Copy out each line in the material below that has the word "text".

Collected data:
⟨

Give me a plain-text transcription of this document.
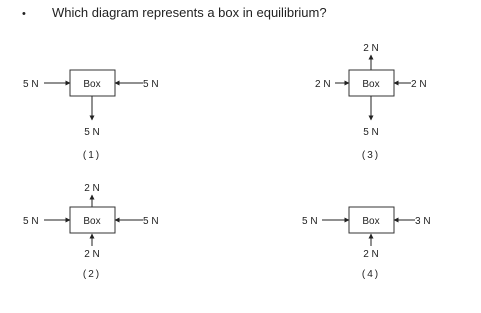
• Which diagram represents a box in equilibrium?
Box
5 N	5 N
5 N
(1)
2 N
Box
2 N	2 N
5 N
(3)
2 N
Box
5 N	5 N
2 N
(2)
Box
5 N	3 N
2 N
(4)
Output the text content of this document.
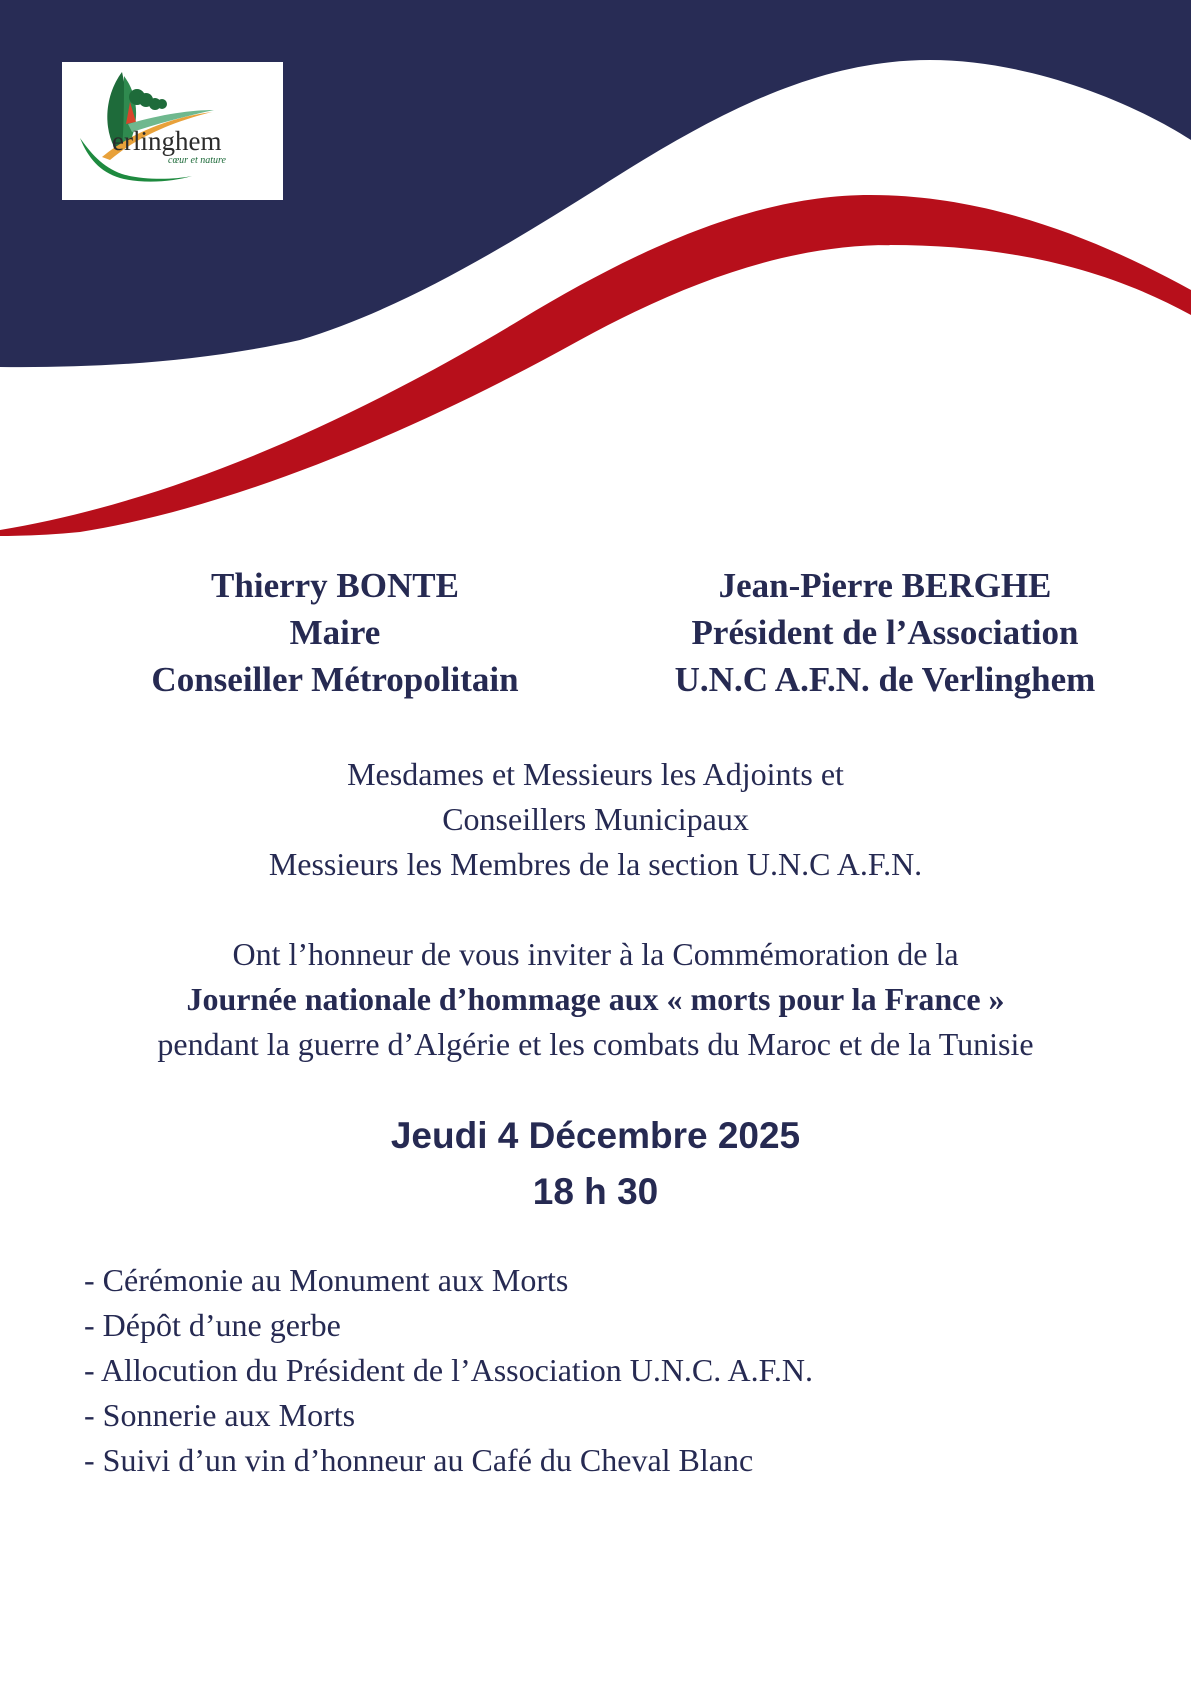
erlinghem
cœur et nature
Thierry BONTE
Maire
Conseiller Métropolitain
Jean-Pierre BERGHE
Président de l’Association
U.N.C A.F.N. de Verlinghem
Mesdames et Messieurs les Adjoints et
Conseillers Municipaux
Messieurs les Membres de la section U.N.C A.F.N.
Ont l’honneur de vous inviter à la Commémoration de la
Journée nationale d’hommage aux « morts pour la France »
pendant la guerre d’Algérie et les combats du Maroc et de la Tunisie
Jeudi 4 Décembre 2025
18 h 30
- Cérémonie au Monument aux Morts
- Dépôt d’une gerbe
- Allocution du Président de l’Association U.N.C. A.F.N.
- Sonnerie aux Morts
- Suivi d’un vin d’honneur au Café du Cheval Blanc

⟩

▶ [Answer to the task]:
Give me a plain-text transcription of this document.
Output the text content of this document.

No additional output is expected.